## WHAT IS EXPECTED
Would you output the whole listing below, exactly as it reads?

## DATA LINES

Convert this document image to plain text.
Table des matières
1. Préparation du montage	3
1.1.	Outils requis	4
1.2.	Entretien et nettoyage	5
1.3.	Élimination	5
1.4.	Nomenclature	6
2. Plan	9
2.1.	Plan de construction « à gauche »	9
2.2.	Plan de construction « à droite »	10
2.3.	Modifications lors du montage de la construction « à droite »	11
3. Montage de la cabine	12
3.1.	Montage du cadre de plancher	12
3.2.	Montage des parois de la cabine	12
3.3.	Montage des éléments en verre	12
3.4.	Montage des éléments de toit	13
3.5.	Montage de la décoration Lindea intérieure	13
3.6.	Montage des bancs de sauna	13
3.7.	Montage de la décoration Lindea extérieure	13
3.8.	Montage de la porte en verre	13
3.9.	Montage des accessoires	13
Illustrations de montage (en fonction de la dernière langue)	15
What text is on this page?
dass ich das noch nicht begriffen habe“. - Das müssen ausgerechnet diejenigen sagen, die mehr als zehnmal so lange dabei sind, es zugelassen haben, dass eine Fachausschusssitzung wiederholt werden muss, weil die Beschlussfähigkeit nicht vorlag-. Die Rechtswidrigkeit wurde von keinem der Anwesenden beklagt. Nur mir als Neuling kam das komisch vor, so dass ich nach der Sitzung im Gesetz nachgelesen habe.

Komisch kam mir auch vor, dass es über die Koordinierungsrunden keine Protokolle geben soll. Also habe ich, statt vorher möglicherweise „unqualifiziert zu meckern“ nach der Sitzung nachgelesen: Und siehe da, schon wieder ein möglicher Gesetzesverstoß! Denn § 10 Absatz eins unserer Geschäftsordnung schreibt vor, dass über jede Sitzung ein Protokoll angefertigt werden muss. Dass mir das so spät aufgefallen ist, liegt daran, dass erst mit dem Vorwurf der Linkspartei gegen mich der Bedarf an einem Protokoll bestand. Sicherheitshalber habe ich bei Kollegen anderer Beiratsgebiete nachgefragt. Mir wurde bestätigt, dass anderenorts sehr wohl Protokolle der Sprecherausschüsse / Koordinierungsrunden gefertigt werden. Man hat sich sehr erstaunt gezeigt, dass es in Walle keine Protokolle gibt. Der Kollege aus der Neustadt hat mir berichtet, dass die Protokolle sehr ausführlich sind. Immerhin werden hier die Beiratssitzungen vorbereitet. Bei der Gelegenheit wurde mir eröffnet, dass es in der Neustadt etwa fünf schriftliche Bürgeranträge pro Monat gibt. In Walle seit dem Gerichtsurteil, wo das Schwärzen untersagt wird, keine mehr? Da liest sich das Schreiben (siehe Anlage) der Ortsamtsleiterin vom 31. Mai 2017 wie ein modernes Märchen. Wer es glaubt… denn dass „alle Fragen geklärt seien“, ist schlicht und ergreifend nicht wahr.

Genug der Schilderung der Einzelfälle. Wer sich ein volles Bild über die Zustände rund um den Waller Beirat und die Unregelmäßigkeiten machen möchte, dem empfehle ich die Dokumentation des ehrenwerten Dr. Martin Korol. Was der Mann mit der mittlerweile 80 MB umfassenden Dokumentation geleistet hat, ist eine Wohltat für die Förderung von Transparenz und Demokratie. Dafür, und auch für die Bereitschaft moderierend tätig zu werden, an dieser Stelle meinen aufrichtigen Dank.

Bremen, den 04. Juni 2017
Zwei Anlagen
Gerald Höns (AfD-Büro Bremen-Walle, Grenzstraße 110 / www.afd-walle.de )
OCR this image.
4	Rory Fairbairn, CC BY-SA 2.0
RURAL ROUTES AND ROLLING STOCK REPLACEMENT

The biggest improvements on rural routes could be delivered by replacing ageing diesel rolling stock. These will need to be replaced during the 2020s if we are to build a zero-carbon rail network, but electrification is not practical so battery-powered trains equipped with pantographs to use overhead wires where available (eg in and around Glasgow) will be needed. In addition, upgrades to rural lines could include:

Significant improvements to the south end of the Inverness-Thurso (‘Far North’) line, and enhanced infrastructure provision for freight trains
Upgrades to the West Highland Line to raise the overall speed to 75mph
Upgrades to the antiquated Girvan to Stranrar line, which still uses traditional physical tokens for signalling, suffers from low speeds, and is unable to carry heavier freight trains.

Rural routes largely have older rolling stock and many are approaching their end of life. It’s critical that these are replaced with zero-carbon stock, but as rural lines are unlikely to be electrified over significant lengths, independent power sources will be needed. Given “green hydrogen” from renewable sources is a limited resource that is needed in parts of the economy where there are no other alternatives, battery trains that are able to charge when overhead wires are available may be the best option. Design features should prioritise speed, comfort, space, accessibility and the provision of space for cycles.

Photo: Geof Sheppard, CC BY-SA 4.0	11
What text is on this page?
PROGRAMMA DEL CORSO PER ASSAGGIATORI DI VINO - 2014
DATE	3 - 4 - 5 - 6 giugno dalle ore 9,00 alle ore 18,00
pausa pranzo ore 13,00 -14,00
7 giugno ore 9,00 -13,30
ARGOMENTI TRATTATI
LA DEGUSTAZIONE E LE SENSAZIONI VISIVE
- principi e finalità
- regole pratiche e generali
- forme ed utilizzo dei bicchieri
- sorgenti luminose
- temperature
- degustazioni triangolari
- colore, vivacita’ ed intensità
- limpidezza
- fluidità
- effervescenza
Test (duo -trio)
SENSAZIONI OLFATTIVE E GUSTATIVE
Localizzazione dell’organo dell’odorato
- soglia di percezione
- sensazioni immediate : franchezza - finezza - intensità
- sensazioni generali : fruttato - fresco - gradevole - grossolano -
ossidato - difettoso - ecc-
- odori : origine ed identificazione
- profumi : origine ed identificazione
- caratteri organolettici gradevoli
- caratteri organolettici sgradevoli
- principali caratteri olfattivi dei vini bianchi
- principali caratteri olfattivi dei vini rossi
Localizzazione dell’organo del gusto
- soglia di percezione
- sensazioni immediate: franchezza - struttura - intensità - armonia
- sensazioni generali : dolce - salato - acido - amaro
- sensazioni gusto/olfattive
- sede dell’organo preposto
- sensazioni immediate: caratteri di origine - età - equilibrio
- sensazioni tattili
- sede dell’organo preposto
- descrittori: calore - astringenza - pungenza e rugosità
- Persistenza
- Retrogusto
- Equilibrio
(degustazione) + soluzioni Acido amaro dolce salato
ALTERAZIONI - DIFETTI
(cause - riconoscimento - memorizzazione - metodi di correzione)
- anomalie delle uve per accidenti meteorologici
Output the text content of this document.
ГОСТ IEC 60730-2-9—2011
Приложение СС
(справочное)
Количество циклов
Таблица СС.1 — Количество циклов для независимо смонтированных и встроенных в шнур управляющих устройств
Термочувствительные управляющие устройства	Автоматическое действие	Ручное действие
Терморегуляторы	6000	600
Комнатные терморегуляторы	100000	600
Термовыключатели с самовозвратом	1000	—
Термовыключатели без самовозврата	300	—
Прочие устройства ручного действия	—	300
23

## FULL SOLUTION
Convert this document image to plain text.
Table des matières
1. Préparation du montage	3
1.1.	Outils requis	4
1.2.	Entretien et nettoyage	5
1.3.	Élimination	5
1.4.	Nomenclature	6
2. Plan	9
2.1.	Plan de construction « à gauche »	9
2.2.	Plan de construction « à droite »	10
2.3.	Modifications lors du montage de la construction « à droite »	11
3. Montage de la cabine	12
3.1.	Montage du cadre de plancher	12
3.2.	Montage des parois de la cabine	12
3.3.	Montage des éléments en verre	12
3.4.	Montage des éléments de toit	13
3.5.	Montage de la décoration Lindea intérieure	13
3.6.	Montage des bancs de sauna	13
3.7.	Montage de la décoration Lindea extérieure	13
3.8.	Montage de la porte en verre	13
3.9.	Montage des accessoires	13
Illustrations de montage (en fonction de la dernière langue)	15
What text is on this page?
dass ich das noch nicht begriffen habe“. - Das müssen ausgerechnet diejenigen sagen, die mehr als zehnmal so lange dabei sind, es zugelassen haben, dass eine Fachausschusssitzung wiederholt werden muss, weil die Beschlussfähigkeit nicht vorlag-. Die Rechtswidrigkeit wurde von keinem der Anwesenden beklagt. Nur mir als Neuling kam das komisch vor, so dass ich nach der Sitzung im Gesetz nachgelesen habe.

Komisch kam mir auch vor, dass es über die Koordinierungsrunden keine Protokolle geben soll. Also habe ich, statt vorher möglicherweise „unqualifiziert zu meckern“ nach der Sitzung nachgelesen: Und siehe da, schon wieder ein möglicher Gesetzesverstoß! Denn § 10 Absatz eins unserer Geschäftsordnung schreibt vor, dass über jede Sitzung ein Protokoll angefertigt werden muss. Dass mir das so spät aufgefallen ist, liegt daran, dass erst mit dem Vorwurf der Linkspartei gegen mich der Bedarf an einem Protokoll bestand. Sicherheitshalber habe ich bei Kollegen anderer Beiratsgebiete nachgefragt. Mir wurde bestätigt, dass anderenorts sehr wohl Protokolle der Sprecherausschüsse / Koordinierungsrunden gefertigt werden. Man hat sich sehr erstaunt gezeigt, dass es in Walle keine Protokolle gibt. Der Kollege aus der Neustadt hat mir berichtet, dass die Protokolle sehr ausführlich sind. Immerhin werden hier die Beiratssitzungen vorbereitet. Bei der Gelegenheit wurde mir eröffnet, dass es in der Neustadt etwa fünf schriftliche Bürgeranträge pro Monat gibt. In Walle seit dem Gerichtsurteil, wo das Schwärzen untersagt wird, keine mehr? Da liest sich das Schreiben (siehe Anlage) der Ortsamtsleiterin vom 31. Mai 2017 wie ein modernes Märchen. Wer es glaubt… denn dass „alle Fragen geklärt seien“, ist schlicht und ergreifend nicht wahr.

Genug der Schilderung der Einzelfälle. Wer sich ein volles Bild über die Zustände rund um den Waller Beirat und die Unregelmäßigkeiten machen möchte, dem empfehle ich die Dokumentation des ehrenwerten Dr. Martin Korol. Was der Mann mit der mittlerweile 80 MB umfassenden Dokumentation geleistet hat, ist eine Wohltat für die Förderung von Transparenz und Demokratie. Dafür, und auch für die Bereitschaft moderierend tätig zu werden, an dieser Stelle meinen aufrichtigen Dank.

Bremen, den 04. Juni 2017
Zwei Anlagen
Gerald Höns (AfD-Büro Bremen-Walle, Grenzstraße 110 / www.afd-walle.de )
OCR this image.
4	Rory Fairbairn, CC BY-SA 2.0
RURAL ROUTES AND ROLLING STOCK REPLACEMENT

The biggest improvements on rural routes could be delivered by replacing ageing diesel rolling stock. These will need to be replaced during the 2020s if we are to build a zero-carbon rail network, but electrification is not practical so battery-powered trains equipped with pantographs to use overhead wires where available (eg in and around Glasgow) will be needed. In addition, upgrades to rural lines could include:

Significant improvements to the south end of the Inverness-Thurso (‘Far North’) line, and enhanced infrastructure provision for freight trains
Upgrades to the West Highland Line to raise the overall speed to 75mph
Upgrades to the antiquated Girvan to Stranrar line, which still uses traditional physical tokens for signalling, suffers from low speeds, and is unable to carry heavier freight trains.

Rural routes largely have older rolling stock and many are approaching their end of life. It’s critical that these are replaced with zero-carbon stock, but as rural lines are unlikely to be electrified over significant lengths, independent power sources will be needed. Given “green hydrogen” from renewable sources is a limited resource that is needed in parts of the economy where there are no other alternatives, battery trains that are able to charge when overhead wires are available may be the best option. Design features should prioritise speed, comfort, space, accessibility and the provision of space for cycles.

Photo: Geof Sheppard, CC BY-SA 4.0	11
What text is on this page?
PROGRAMMA DEL CORSO PER ASSAGGIATORI DI VINO - 2014
DATE	3 - 4 - 5 - 6 giugno dalle ore 9,00 alle ore 18,00
pausa pranzo ore 13,00 -14,00
7 giugno ore 9,00 -13,30
ARGOMENTI TRATTATI
LA DEGUSTAZIONE E LE SENSAZIONI VISIVE
- principi e finalità
- regole pratiche e generali
- forme ed utilizzo dei bicchieri
- sorgenti luminose
- temperature
- degustazioni triangolari
- colore, vivacita’ ed intensità
- limpidezza
- fluidità
- effervescenza
Test (duo -trio)
SENSAZIONI OLFATTIVE E GUSTATIVE
Localizzazione dell’organo dell’odorato
- soglia di percezione
- sensazioni immediate : franchezza - finezza - intensità
- sensazioni generali : fruttato - fresco - gradevole - grossolano -
ossidato - difettoso - ecc-
- odori : origine ed identificazione
- profumi : origine ed identificazione
- caratteri organolettici gradevoli
- caratteri organolettici sgradevoli
- principali caratteri olfattivi dei vini bianchi
- principali caratteri olfattivi dei vini rossi
Localizzazione dell’organo del gusto
- soglia di percezione
- sensazioni immediate: franchezza - struttura - intensità - armonia
- sensazioni generali : dolce - salato - acido - amaro
- sensazioni gusto/olfattive
- sede dell’organo preposto
- sensazioni immediate: caratteri di origine - età - equilibrio
- sensazioni tattili
- sede dell’organo preposto
- descrittori: calore - astringenza - pungenza e rugosità
- Persistenza
- Retrogusto
- Equilibrio
(degustazione) + soluzioni Acido amaro dolce salato
ALTERAZIONI - DIFETTI
(cause - riconoscimento - memorizzazione - metodi di correzione)
- anomalie delle uve per accidenti meteorologici
Output the text content of this document.
ГОСТ IEC 60730-2-9—2011
Приложение СС
(справочное)
Количество циклов
Таблица СС.1 — Количество циклов для независимо смонтированных и встроенных в шнур управляющих устройств
Термочувствительные управляющие устройства	Автоматическое действие	Ручное действие
Терморегуляторы	6000	600
Комнатные терморегуляторы	100000	600
Термовыключатели с самовозвратом	1000	—
Термовыключатели без самовозврата	300	—
Прочие устройства ручного действия	—	300
23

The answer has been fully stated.